Monday 30 September 2013

545. MULTIPLEXING


Multiplexing


        Multiple low data rate signals are multiplexed over a single high data rate link, then demultiplexed at the other end
        In telecommunications and computer networks, multiplexing (sometimes abbreviated to muxing) is a method by which multiple analogue message signals or digital data streams are combined into one signal over a shared medium.
        The aim is to share an expensive resource. For example, in telecommunications, several telephone calls may be carried using one wire.
Multiplexing originated in telegraphy in the 1870s, and is now widely applied in communications. In telephony, George Owen Squier is credited with the development of telephone carrier multiplexing in 1910.
        The multiplexed signal is transmitted over a communication channel, which may be a physical transmission medium.
        The multiplexing divides the capacity of the high-level communication channel into several low-level logical channels, one for each message signal or data stream to be transferred. A reverse process, known as demultiplexing, can extract the original channels on the receiver side.
        A device that performs the multiplexing is called a multiplexer (MUX), and a device that performs the reverse process is called a demultiplexer (DEMUX).
        Inverse multiplexing (IMUX) has the opposite aim as multiplexing, namely to break one data stream into several streams, transfer them simultaneously over several communication channels, and recreate the original data stream.

Types of multiplexing

Multiplexing technologies may be divided into several types, all of which have significant variations:
1.       space-division multiplexing (SDM),
2.      frequency-division multiplexing (FDM),
3.      time-division multiplexing (TDM), and
4.      code division multiplexing (CDM).
        Multiple variable bit rate digital bit streams may be transferred efficiently over a single fixed bandwidth channel by means of statistical multiplexing, for example packet mode communication. Packet mode communication is an asynchronous mode time-domain multiplexing which resembles time-division multiplexing.
Digital bit streams can be transferred over an analog channel by means of code-division multiplexing (CDM) techniques such as frequency-hopping spread spectrum (FHSS) and direct-sequence spread spectrum (DSSS).
In wireless communications, multiplexing can also be accomplished through alternating polarization (horizontal/vertical or clockwise/counterclockwise) on each adjacent channel and satellite, or through phased multi-antenna array combined with a multiple-input multiple-output communications (MIMO) scheme.

1]    Space-division multiplexing

In wired communication, space-division multiplexing simply implies different point-to-point wires for different channels. Examples include an analogue stereo audio cable, with one pair of wires for the left channel and another for the right channel, and a multipair telephone cable. Another example is a switched star network such as the analog telephone access network (although inside the telephone exchange or between the exchanges, other multiplexing techniques are typically employed) or a switched Ethernet network. A third example is a mesh network. Wired space-division multiplexing is typically not considered as multiplexing.

■ **STATED TASK A**: In the records, reproduce verbatim the lines from the line with "Where are 23" to the line with "Decompose this screenshot", including both of those lines. Omit the pictures from your reproduction.
The text and the records that follow it are unrelated material.

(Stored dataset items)
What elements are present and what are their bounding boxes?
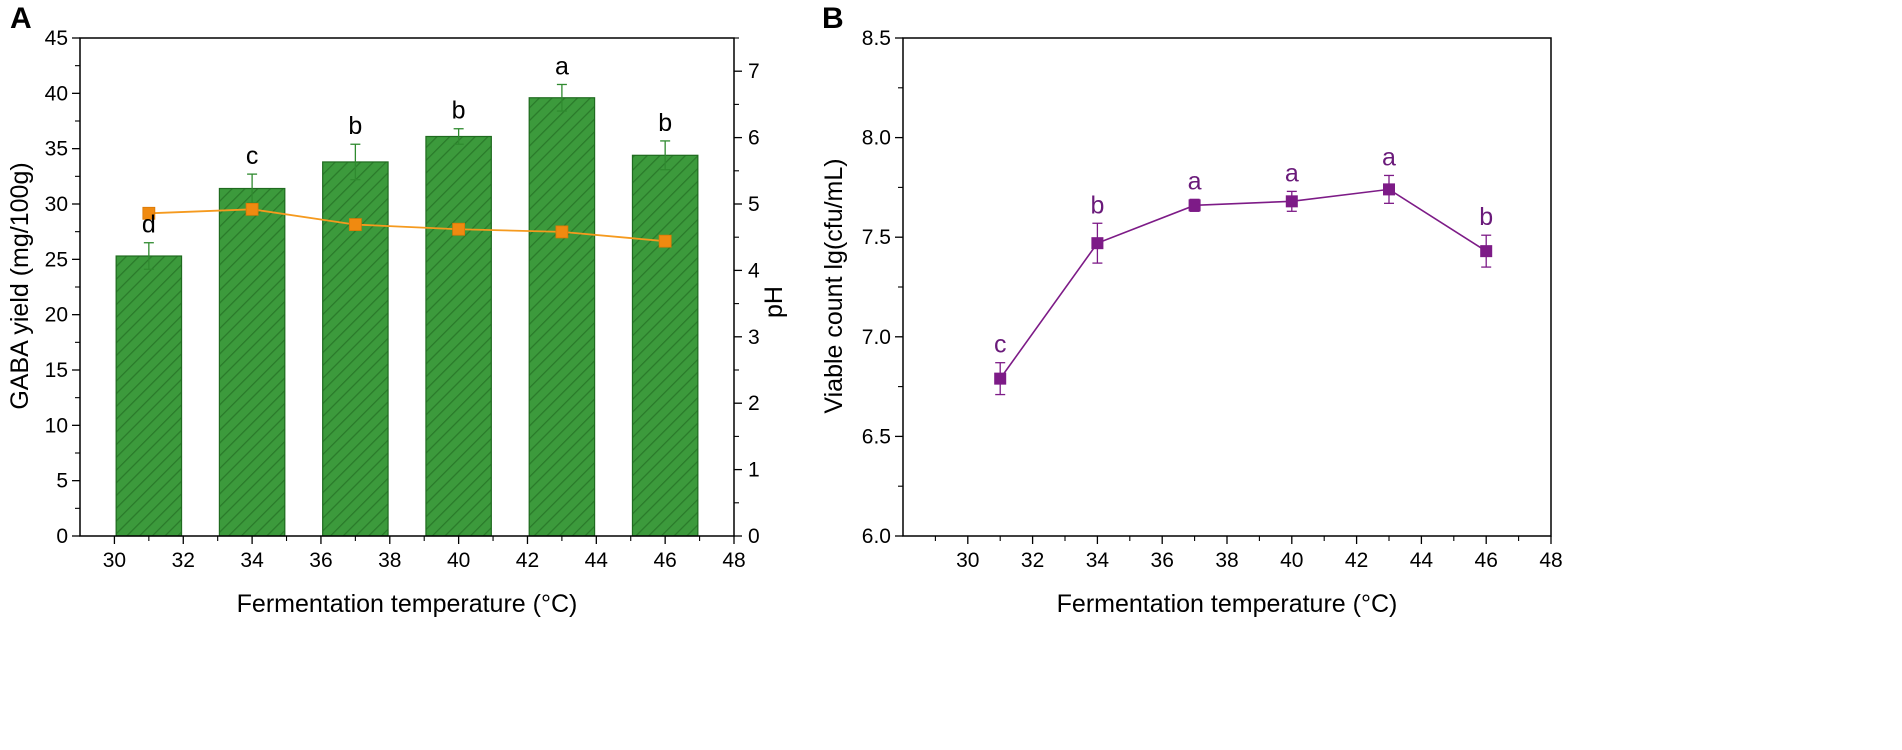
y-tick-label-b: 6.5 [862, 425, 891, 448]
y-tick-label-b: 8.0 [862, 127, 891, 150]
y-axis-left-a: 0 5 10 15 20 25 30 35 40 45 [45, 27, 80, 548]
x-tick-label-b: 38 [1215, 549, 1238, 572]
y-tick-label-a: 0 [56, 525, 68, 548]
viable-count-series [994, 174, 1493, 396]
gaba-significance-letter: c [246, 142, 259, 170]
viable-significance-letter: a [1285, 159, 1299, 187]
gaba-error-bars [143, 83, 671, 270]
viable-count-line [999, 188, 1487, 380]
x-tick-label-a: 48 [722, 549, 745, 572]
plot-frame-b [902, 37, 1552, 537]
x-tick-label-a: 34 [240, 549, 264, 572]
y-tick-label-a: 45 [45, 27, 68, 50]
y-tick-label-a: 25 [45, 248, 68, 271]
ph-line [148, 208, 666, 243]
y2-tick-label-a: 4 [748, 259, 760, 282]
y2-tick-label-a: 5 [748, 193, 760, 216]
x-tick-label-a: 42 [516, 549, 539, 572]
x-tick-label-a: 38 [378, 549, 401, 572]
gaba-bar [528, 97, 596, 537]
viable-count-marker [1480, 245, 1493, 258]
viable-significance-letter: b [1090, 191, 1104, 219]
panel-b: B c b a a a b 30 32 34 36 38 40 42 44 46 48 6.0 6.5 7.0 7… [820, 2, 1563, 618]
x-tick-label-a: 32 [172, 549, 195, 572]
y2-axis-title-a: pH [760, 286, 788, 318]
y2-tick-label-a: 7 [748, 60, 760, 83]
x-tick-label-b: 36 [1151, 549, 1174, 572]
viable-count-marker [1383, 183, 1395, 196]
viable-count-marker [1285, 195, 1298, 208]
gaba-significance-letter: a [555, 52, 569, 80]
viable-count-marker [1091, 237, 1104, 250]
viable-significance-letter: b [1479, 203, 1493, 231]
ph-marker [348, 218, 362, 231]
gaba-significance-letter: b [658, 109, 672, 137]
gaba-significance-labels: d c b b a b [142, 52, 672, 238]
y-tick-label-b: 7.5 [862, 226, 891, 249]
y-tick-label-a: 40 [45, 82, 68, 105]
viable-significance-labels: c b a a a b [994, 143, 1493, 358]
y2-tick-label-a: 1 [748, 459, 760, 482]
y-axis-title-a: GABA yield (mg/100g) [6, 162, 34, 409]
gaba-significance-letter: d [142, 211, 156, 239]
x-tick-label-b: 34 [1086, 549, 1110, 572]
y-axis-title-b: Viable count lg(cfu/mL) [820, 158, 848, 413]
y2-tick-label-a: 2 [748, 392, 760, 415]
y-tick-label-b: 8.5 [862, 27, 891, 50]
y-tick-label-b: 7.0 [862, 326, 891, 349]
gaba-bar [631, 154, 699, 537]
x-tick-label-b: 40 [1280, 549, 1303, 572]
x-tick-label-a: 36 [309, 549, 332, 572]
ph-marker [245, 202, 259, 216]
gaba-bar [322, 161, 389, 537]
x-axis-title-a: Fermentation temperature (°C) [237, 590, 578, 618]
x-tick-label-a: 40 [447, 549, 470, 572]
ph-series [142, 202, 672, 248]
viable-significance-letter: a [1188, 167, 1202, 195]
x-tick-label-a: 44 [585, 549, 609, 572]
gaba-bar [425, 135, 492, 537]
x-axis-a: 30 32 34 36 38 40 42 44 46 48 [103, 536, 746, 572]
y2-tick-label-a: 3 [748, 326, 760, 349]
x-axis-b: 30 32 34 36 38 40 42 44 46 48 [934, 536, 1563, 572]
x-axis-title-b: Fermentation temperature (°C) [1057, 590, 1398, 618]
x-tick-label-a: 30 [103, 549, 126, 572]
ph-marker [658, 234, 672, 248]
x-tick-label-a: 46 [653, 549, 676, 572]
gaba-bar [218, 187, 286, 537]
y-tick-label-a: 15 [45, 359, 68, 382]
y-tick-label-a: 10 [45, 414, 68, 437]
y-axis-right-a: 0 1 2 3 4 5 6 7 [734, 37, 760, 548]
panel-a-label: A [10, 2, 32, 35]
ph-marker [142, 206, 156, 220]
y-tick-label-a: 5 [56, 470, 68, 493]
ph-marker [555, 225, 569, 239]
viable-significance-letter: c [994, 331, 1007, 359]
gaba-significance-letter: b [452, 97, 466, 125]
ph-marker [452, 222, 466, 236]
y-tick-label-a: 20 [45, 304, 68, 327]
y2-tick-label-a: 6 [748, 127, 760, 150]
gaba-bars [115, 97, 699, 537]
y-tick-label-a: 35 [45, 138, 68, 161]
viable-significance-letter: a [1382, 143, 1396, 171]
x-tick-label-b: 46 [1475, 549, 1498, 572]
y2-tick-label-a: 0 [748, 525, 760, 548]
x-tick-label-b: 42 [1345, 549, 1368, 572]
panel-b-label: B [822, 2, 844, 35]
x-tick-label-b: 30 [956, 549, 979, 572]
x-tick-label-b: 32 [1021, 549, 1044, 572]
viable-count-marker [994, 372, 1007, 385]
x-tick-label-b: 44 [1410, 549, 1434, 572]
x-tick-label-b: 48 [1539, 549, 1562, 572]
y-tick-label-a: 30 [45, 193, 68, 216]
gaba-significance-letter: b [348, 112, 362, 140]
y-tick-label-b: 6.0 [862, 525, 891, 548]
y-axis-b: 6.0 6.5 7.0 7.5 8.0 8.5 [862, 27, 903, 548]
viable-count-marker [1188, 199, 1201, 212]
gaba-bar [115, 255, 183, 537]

--

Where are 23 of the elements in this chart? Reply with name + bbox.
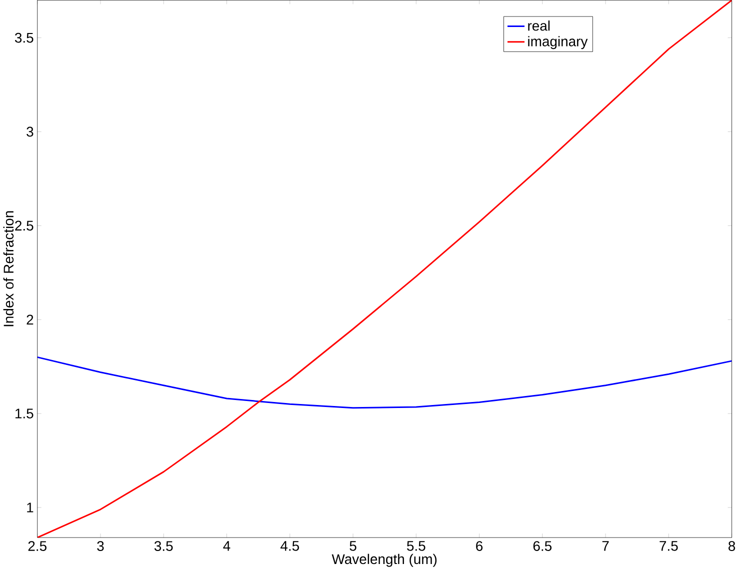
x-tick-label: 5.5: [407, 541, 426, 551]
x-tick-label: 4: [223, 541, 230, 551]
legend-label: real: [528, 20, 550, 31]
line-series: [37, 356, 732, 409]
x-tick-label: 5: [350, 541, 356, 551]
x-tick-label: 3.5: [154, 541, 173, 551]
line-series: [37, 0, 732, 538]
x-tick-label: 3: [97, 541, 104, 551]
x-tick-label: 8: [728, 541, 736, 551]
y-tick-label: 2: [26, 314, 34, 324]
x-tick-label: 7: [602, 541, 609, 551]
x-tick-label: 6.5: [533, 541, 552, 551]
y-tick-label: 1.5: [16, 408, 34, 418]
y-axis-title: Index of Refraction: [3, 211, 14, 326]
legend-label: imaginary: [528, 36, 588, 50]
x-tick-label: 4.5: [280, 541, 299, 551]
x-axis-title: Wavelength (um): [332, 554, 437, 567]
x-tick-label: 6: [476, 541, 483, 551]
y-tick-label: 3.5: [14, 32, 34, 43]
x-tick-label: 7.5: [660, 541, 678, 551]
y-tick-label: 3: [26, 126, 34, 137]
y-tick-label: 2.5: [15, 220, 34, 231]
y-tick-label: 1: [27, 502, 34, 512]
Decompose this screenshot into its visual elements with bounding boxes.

■ **STATED TASK B**: According to the text on multiplexing, who is credited with developing telephone carrier multiplexing, and in what year?

■ **COMPLETE OUTPUT A**:
Where are 23 of the elements in this chart? Reply with name + bbox.
x-tick-label: 5.5: [407, 541, 426, 551]
x-tick-label: 4: [223, 541, 230, 551]
legend-label: real: [528, 20, 550, 31]
line-series: [37, 356, 732, 409]
x-tick-label: 5: [350, 541, 356, 551]
x-tick-label: 3.5: [154, 541, 173, 551]
line-series: [37, 0, 732, 538]
x-tick-label: 3: [97, 541, 104, 551]
x-tick-label: 8: [728, 541, 736, 551]
y-tick-label: 2: [26, 314, 34, 324]
x-tick-label: 7: [602, 541, 609, 551]
x-tick-label: 6.5: [533, 541, 552, 551]
y-tick-label: 1.5: [16, 408, 34, 418]
y-axis-title: Index of Refraction: [3, 211, 14, 326]
legend-label: imaginary: [528, 36, 588, 50]
x-tick-label: 4.5: [280, 541, 299, 551]
x-axis-title: Wavelength (um): [332, 554, 437, 567]
x-tick-label: 6: [476, 541, 483, 551]
y-tick-label: 3.5: [14, 32, 34, 43]
x-tick-label: 7.5: [660, 541, 678, 551]
y-tick-label: 3: [26, 126, 34, 137]
y-tick-label: 2.5: [15, 220, 34, 231]
y-tick-label: 1: [27, 502, 34, 512]
Decompose this screenshot into its visual elements with bounding boxes.

■ **COMPLETE OUTPUT B**: George Owen Squier, in 1910.